MATERIAL FOR THIS EXERCISE >>
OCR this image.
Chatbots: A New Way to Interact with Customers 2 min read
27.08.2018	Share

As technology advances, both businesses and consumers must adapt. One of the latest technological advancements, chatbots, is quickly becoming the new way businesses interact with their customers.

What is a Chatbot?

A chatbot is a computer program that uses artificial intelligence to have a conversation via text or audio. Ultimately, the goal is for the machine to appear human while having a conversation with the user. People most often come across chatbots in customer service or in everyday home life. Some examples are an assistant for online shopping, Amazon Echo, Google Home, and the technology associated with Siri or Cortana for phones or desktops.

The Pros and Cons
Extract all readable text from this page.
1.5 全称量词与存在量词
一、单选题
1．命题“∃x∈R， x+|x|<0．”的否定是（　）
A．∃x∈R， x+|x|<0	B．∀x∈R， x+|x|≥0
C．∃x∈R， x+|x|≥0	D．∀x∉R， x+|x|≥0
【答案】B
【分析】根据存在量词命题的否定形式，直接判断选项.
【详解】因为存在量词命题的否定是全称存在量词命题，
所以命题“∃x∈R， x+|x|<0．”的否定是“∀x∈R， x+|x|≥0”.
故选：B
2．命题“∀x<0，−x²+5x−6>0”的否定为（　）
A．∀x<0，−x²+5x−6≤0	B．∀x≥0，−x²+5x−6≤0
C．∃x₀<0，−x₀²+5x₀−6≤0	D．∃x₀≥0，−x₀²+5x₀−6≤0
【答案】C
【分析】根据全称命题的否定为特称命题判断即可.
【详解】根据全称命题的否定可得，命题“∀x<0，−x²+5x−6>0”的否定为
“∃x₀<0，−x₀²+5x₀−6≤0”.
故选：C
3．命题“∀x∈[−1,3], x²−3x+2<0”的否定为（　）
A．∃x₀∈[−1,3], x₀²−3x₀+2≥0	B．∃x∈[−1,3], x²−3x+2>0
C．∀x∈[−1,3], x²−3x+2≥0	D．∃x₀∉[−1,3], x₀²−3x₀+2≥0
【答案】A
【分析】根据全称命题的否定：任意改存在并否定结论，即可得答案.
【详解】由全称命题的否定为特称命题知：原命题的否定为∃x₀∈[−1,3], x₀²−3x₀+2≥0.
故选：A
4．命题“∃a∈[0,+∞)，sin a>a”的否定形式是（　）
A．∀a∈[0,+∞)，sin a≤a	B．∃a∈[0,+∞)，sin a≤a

DIRECTIONS >>
Which lines in the listing above hold the word "text"? Show each of them.

REPLY TO THE TASK >>
A chatbot is a computer program that uses artificial intelligence to have a conversation via text or audio. Ultimately, the goal is for the machine to appear human while having a conversation with the user. People most often come across chatbots in customer service or in everyday home life. Some examples are an assistant for online shopping, Amazon Echo, Google Home, and the technology associated with Siri or Cortana for phones or desktops.
Extract all readable text from this page.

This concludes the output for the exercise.